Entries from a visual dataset
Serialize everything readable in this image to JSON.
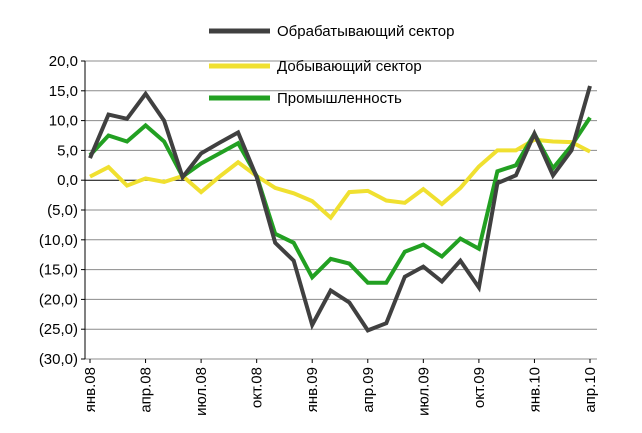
{
  "chart_data": {
    "type": "line",
    "title": "",
    "xlabel": "",
    "ylabel": "",
    "ylim": [
      -30,
      20
    ],
    "yticks": [
      20,
      15,
      10,
      5,
      0,
      -5,
      -10,
      -15,
      -20,
      -25,
      -30
    ],
    "ytick_labels": [
      "20,0",
      "15,0",
      "10,0",
      "5,0",
      "0,0",
      "(5,0)",
      "(10,0)",
      "(15,0)",
      "(20,0)",
      "(25,0)",
      "(30,0)"
    ],
    "grid": "horizontal",
    "legend_position": "top",
    "x": [
      "янв.08",
      "фев.08",
      "мар.08",
      "апр.08",
      "май.08",
      "июн.08",
      "июл.08",
      "авг.08",
      "сен.08",
      "окт.08",
      "ноя.08",
      "дек.08",
      "янв.09",
      "фев.09",
      "мар.09",
      "апр.09",
      "май.09",
      "июн.09",
      "июл.09",
      "авг.09",
      "сен.09",
      "окт.09",
      "ноя.09",
      "дек.09",
      "янв.10",
      "фев.10",
      "мар.10",
      "апр.10"
    ],
    "xtick_labels": [
      {
        "index": 0,
        "label": "янв.08"
      },
      {
        "index": 3,
        "label": "апр.08"
      },
      {
        "index": 6,
        "label": "июл.08"
      },
      {
        "index": 9,
        "label": "окт.08"
      },
      {
        "index": 12,
        "label": "янв.09"
      },
      {
        "index": 15,
        "label": "апр.09"
      },
      {
        "index": 18,
        "label": "июл.09"
      },
      {
        "index": 21,
        "label": "окт.09"
      },
      {
        "index": 24,
        "label": "янв.10"
      },
      {
        "index": 27,
        "label": "апр.10"
      }
    ],
    "series": [
      {
        "name": "Обрабатывающий сектор",
        "color": "#404040",
        "values": [
          3.7,
          11.0,
          10.3,
          14.5,
          10.0,
          0.5,
          4.5,
          6.3,
          8.0,
          0.5,
          -10.5,
          -13.5,
          -24.3,
          -18.5,
          -20.5,
          -25.2,
          -24.0,
          -16.2,
          -14.5,
          -17.0,
          -13.5,
          -18.0,
          -0.5,
          0.8,
          7.8,
          0.8,
          5.0,
          15.8
        ]
      },
      {
        "name": "Добывающий сектор",
        "color": "#f0e030",
        "values": [
          0.6,
          2.2,
          -0.9,
          0.3,
          -0.3,
          0.7,
          -2.0,
          0.6,
          3.0,
          0.7,
          -1.3,
          -2.2,
          -3.5,
          -6.3,
          -2.0,
          -1.8,
          -3.4,
          -3.8,
          -1.5,
          -4.0,
          -1.3,
          2.3,
          5.0,
          5.0,
          6.8,
          6.5,
          6.4,
          4.8
        ]
      },
      {
        "name": "Промышленность",
        "color": "#22a022",
        "values": [
          4.2,
          7.5,
          6.5,
          9.2,
          6.5,
          0.6,
          2.8,
          4.5,
          6.2,
          0.7,
          -9.0,
          -10.5,
          -16.3,
          -13.2,
          -14.0,
          -17.2,
          -17.2,
          -12.0,
          -10.8,
          -12.8,
          -9.8,
          -11.5,
          1.5,
          2.5,
          7.8,
          2.0,
          5.8,
          10.5
        ]
      }
    ]
  }
}
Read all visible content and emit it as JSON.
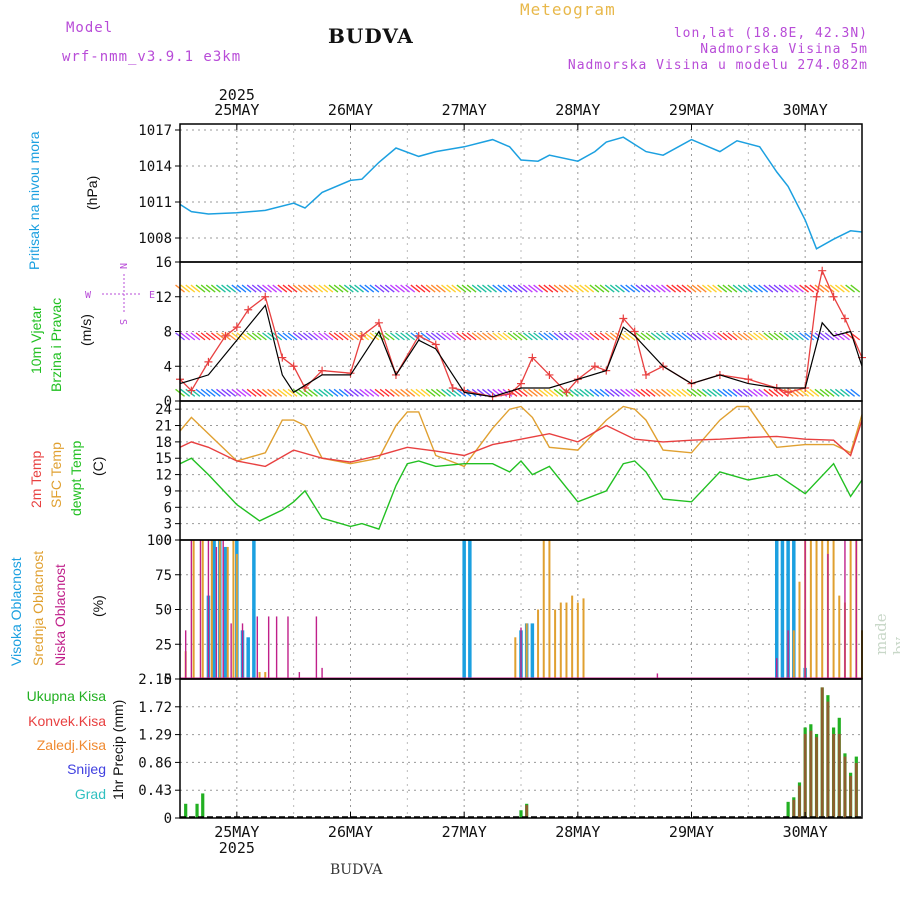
{
  "header": {
    "model_label": "Model",
    "model_name": "wrf-nmm_v3.9.1 e3km",
    "title": "BUDVA",
    "meteogram": "Meteogram",
    "lonlat": "lon,lat (18.8E, 42.3N)",
    "elevation": "Nadmorska Visina 5m",
    "model_elevation": "Nadmorska Visina u modelu 274.082m"
  },
  "footer": {
    "station": "BUDVA",
    "made_by": "made by Angel"
  },
  "x_axis": {
    "year": "2025",
    "dates": [
      "25MAY",
      "26MAY",
      "27MAY",
      "28MAY",
      "29MAY",
      "30MAY"
    ],
    "start_day": 24.5,
    "end_day": 30.5
  },
  "panels": {
    "pressure": {
      "label": "Pritisak na nivou mora",
      "unit": "(hPa)",
      "color": "#1ca0e0"
    },
    "wind": {
      "label1": "10m Vjetar",
      "label2": "Brzina i Pravac",
      "unit": "(m/s)",
      "color": "#22c022",
      "compass": {
        "n": "N",
        "w": "W",
        "e": "E",
        "s": "S"
      }
    },
    "temp": {
      "label1": "2m Temp",
      "label2": "SFC Temp",
      "label3": "dewpt Temp",
      "unit": "(C)",
      "colors": {
        "t2m": "#e84040",
        "sfc": "#e0a030",
        "dew": "#22c022"
      }
    },
    "cloud": {
      "label1": "Visoka Oblacnost",
      "label2": "Srednja Oblacnost",
      "label3": "Niska Oblacnost",
      "unit": "(%)",
      "colors": {
        "high": "#1ca0e0",
        "mid": "#e0a030",
        "low": "#c0208a"
      }
    },
    "precip": {
      "unit": "1hr Precip (mm)",
      "legend": [
        {
          "name": "Ukupna Kisa",
          "color": "#22b022"
        },
        {
          "name": "Konvek.Kisa",
          "color": "#e84040"
        },
        {
          "name": "Zaledj.Kisa",
          "color": "#f08a30"
        },
        {
          "name": "Snijeg",
          "color": "#4040e0"
        },
        {
          "name": "Grad",
          "color": "#30c0c0"
        }
      ]
    }
  },
  "chart_data": [
    {
      "type": "line",
      "title": "Pritisak na nivou mora",
      "ylabel": "hPa",
      "ylim": [
        1006,
        1017.5
      ],
      "yticks": [
        1008,
        1011,
        1014,
        1017
      ],
      "x": [
        24.5,
        24.6,
        24.75,
        25.0,
        25.25,
        25.5,
        25.6,
        25.75,
        26.0,
        26.1,
        26.25,
        26.4,
        26.6,
        26.75,
        27.0,
        27.25,
        27.4,
        27.5,
        27.65,
        27.75,
        28.0,
        28.15,
        28.25,
        28.4,
        28.6,
        28.75,
        29.0,
        29.15,
        29.25,
        29.4,
        29.6,
        29.75,
        29.85,
        30.0,
        30.1,
        30.25,
        30.4,
        30.5
      ],
      "values": [
        1010.8,
        1010.2,
        1010.0,
        1010.1,
        1010.3,
        1010.9,
        1010.5,
        1011.8,
        1012.8,
        1012.9,
        1014.3,
        1015.5,
        1014.8,
        1015.2,
        1015.6,
        1016.2,
        1015.6,
        1014.5,
        1014.4,
        1014.9,
        1014.4,
        1015.2,
        1016.0,
        1016.4,
        1015.2,
        1014.9,
        1016.2,
        1015.6,
        1015.2,
        1016.1,
        1015.6,
        1013.5,
        1012.3,
        1009.5,
        1007.1,
        1007.9,
        1008.6,
        1008.5
      ],
      "series": [
        {
          "name": "Pritisak",
          "values_ref": "values"
        }
      ]
    },
    {
      "type": "line",
      "title": "10m Vjetar Brzina i Pravac",
      "ylabel": "m/s",
      "ylim": [
        0,
        16
      ],
      "yticks": [
        0,
        4,
        8,
        12,
        16
      ],
      "series": [
        {
          "name": "Brzina (crveno)",
          "x": [
            24.5,
            24.6,
            24.75,
            24.9,
            25.0,
            25.1,
            25.25,
            25.4,
            25.5,
            25.6,
            25.75,
            26.0,
            26.1,
            26.25,
            26.4,
            26.6,
            26.75,
            26.9,
            27.0,
            27.25,
            27.4,
            27.5,
            27.6,
            27.75,
            27.9,
            28.0,
            28.15,
            28.25,
            28.4,
            28.5,
            28.6,
            28.75,
            29.0,
            29.25,
            29.5,
            29.75,
            29.85,
            30.0,
            30.1,
            30.15,
            30.25,
            30.35,
            30.5
          ],
          "values": [
            2.5,
            1.2,
            4.5,
            7.5,
            8.5,
            10.5,
            12.0,
            5.0,
            4.0,
            1.5,
            3.5,
            3.2,
            7.5,
            9.0,
            3.0,
            7.5,
            6.5,
            1.5,
            1.2,
            0.5,
            0.8,
            2.0,
            5.0,
            3.0,
            1.0,
            2.5,
            4.0,
            3.5,
            9.5,
            8.0,
            3.0,
            4.0,
            2.0,
            3.0,
            2.5,
            1.5,
            1.0,
            1.5,
            12.0,
            15.0,
            12.0,
            9.5,
            5.0
          ]
        },
        {
          "name": "Brzina (crno)",
          "x": [
            24.5,
            24.75,
            25.0,
            25.25,
            25.4,
            25.5,
            25.75,
            26.0,
            26.25,
            26.4,
            26.6,
            26.75,
            27.0,
            27.25,
            27.5,
            27.75,
            28.0,
            28.25,
            28.4,
            28.5,
            28.75,
            29.0,
            29.25,
            29.5,
            29.75,
            30.0,
            30.15,
            30.25,
            30.4,
            30.5
          ],
          "values": [
            2.0,
            3.0,
            7.0,
            11.0,
            3.0,
            1.0,
            3.0,
            3.0,
            8.0,
            3.0,
            7.0,
            6.0,
            1.0,
            0.5,
            1.5,
            1.5,
            2.5,
            3.5,
            8.5,
            7.5,
            4.0,
            2.0,
            3.0,
            2.0,
            1.5,
            1.5,
            9.0,
            7.5,
            8.0,
            4.0
          ]
        }
      ]
    },
    {
      "type": "line",
      "title": "2m Temp / SFC Temp / dewpt Temp",
      "ylabel": "C",
      "ylim": [
        0,
        25.5
      ],
      "yticks": [
        0,
        3,
        6,
        9,
        12,
        15,
        18,
        21,
        24
      ],
      "series": [
        {
          "name": "2m Temp",
          "x": [
            24.5,
            24.6,
            24.75,
            25.0,
            25.25,
            25.5,
            25.75,
            26.0,
            26.25,
            26.5,
            26.75,
            27.0,
            27.25,
            27.5,
            27.75,
            28.0,
            28.25,
            28.5,
            28.75,
            29.0,
            29.25,
            29.5,
            29.75,
            30.0,
            30.25,
            30.4,
            30.5
          ],
          "values": [
            17.0,
            18.0,
            17.0,
            14.5,
            13.5,
            16.5,
            15.0,
            14.3,
            15.5,
            17.0,
            16.3,
            15.5,
            17.5,
            18.5,
            19.5,
            18.0,
            21.0,
            18.5,
            18.0,
            18.3,
            18.5,
            18.8,
            19.0,
            18.5,
            18.3,
            15.5,
            22.0
          ]
        },
        {
          "name": "SFC Temp",
          "x": [
            24.5,
            24.6,
            24.75,
            25.0,
            25.25,
            25.4,
            25.5,
            25.6,
            25.75,
            26.0,
            26.25,
            26.4,
            26.5,
            26.6,
            26.75,
            27.0,
            27.25,
            27.4,
            27.5,
            27.6,
            27.75,
            28.0,
            28.25,
            28.4,
            28.5,
            28.6,
            28.75,
            29.0,
            29.25,
            29.4,
            29.5,
            29.6,
            29.75,
            30.0,
            30.25,
            30.4,
            30.5
          ],
          "values": [
            20.0,
            22.5,
            19.5,
            14.5,
            16.0,
            22.0,
            22.0,
            21.0,
            15.0,
            14.0,
            15.0,
            21.0,
            23.5,
            23.5,
            15.5,
            13.5,
            20.5,
            24.0,
            24.5,
            22.5,
            17.0,
            16.5,
            22.0,
            24.5,
            24.0,
            22.0,
            16.5,
            16.0,
            22.0,
            24.5,
            24.5,
            21.5,
            17.0,
            17.5,
            17.5,
            16.0,
            23.0
          ]
        },
        {
          "name": "dewpt Temp",
          "x": [
            24.5,
            24.6,
            24.75,
            25.0,
            25.2,
            25.4,
            25.5,
            25.6,
            25.75,
            26.0,
            26.1,
            26.25,
            26.4,
            26.5,
            26.6,
            26.75,
            27.0,
            27.25,
            27.4,
            27.5,
            27.6,
            27.75,
            28.0,
            28.25,
            28.4,
            28.5,
            28.6,
            28.75,
            29.0,
            29.25,
            29.5,
            29.75,
            30.0,
            30.25,
            30.4,
            30.5
          ],
          "values": [
            14.0,
            15.0,
            12.0,
            6.5,
            3.5,
            5.5,
            7.0,
            9.0,
            4.0,
            2.5,
            3.0,
            2.0,
            10.0,
            14.0,
            14.5,
            13.5,
            14.0,
            14.0,
            12.5,
            14.5,
            12.0,
            13.5,
            7.0,
            9.0,
            14.0,
            14.5,
            12.5,
            7.5,
            7.0,
            12.5,
            11.0,
            12.0,
            8.5,
            14.0,
            8.0,
            11.0
          ]
        }
      ]
    },
    {
      "type": "bar",
      "title": "Oblacnost",
      "ylabel": "%",
      "ylim": [
        0,
        100
      ],
      "yticks": [
        0,
        25,
        50,
        75,
        100
      ],
      "series": [
        {
          "name": "Visoka Oblacnost",
          "x": [
            24.75,
            24.8,
            24.85,
            24.9,
            25.0,
            25.05,
            25.1,
            25.15,
            27.0,
            27.05,
            27.5,
            27.55,
            27.6,
            29.75,
            29.8,
            29.85,
            29.9,
            30.0
          ],
          "values": [
            60,
            100,
            100,
            95,
            100,
            35,
            30,
            100,
            100,
            100,
            35,
            40,
            40,
            100,
            100,
            100,
            100,
            8
          ]
        },
        {
          "name": "Srednja Oblacnost",
          "x": [
            24.55,
            24.62,
            24.7,
            24.78,
            24.85,
            24.92,
            24.97,
            25.0,
            25.2,
            25.25,
            27.45,
            27.55,
            27.65,
            27.7,
            27.75,
            27.8,
            27.85,
            27.9,
            27.95,
            28.0,
            28.05,
            29.9,
            29.95,
            30.0,
            30.05,
            30.1,
            30.15,
            30.2,
            30.25,
            30.3,
            30.35,
            30.4,
            30.45,
            30.5
          ],
          "values": [
            20,
            100,
            100,
            100,
            100,
            95,
            100,
            90,
            5,
            5,
            30,
            40,
            50,
            100,
            100,
            50,
            55,
            55,
            60,
            55,
            58,
            35,
            70,
            100,
            100,
            100,
            100,
            100,
            100,
            60,
            55,
            100,
            100,
            35
          ]
        },
        {
          "name": "Niska Oblacnost",
          "x": [
            24.55,
            24.6,
            24.68,
            24.75,
            24.82,
            24.88,
            24.95,
            25.05,
            25.18,
            25.28,
            25.35,
            25.45,
            25.55,
            25.7,
            25.75,
            27.5,
            28.7,
            29.75,
            29.85,
            30.0,
            30.2,
            30.35,
            30.45
          ],
          "values": [
            35,
            100,
            100,
            100,
            95,
            100,
            40,
            40,
            45,
            45,
            45,
            45,
            5,
            45,
            8,
            37,
            4,
            15,
            35,
            100,
            90,
            100,
            100
          ]
        }
      ]
    },
    {
      "type": "bar",
      "title": "1hr Precip",
      "ylabel": "mm",
      "ylim": [
        0,
        2.15
      ],
      "yticks": [
        0,
        0.43,
        0.86,
        1.29,
        1.72,
        2.15
      ],
      "series": [
        {
          "name": "Ukupna Kisa",
          "x": [
            24.55,
            24.65,
            24.7,
            27.5,
            27.55,
            29.85,
            29.9,
            29.95,
            30.0,
            30.05,
            30.1,
            30.15,
            30.2,
            30.25,
            30.3,
            30.35,
            30.4,
            30.45
          ],
          "values": [
            0.22,
            0.22,
            0.38,
            0.12,
            0.22,
            0.25,
            0.32,
            0.55,
            1.4,
            1.45,
            1.3,
            2.02,
            1.9,
            1.4,
            1.55,
            1.0,
            0.7,
            0.95
          ]
        },
        {
          "name": "Konvek.Kisa",
          "x": [
            27.55,
            29.9,
            29.95,
            30.0,
            30.05,
            30.1,
            30.15,
            30.2,
            30.25,
            30.3,
            30.35,
            30.4,
            30.45
          ],
          "values": [
            0.2,
            0.28,
            0.5,
            1.3,
            1.35,
            1.25,
            2.02,
            1.8,
            1.3,
            1.3,
            0.95,
            0.65,
            0.85
          ]
        }
      ]
    }
  ]
}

## What you need to do:
Each line in the entries above that includes the string "Visina" should be extracted.

## Answer to the task:
    "elevation": "Nadmorska Visina 5m",
    "model_elevation": "Nadmorska Visina u modelu 274.082m"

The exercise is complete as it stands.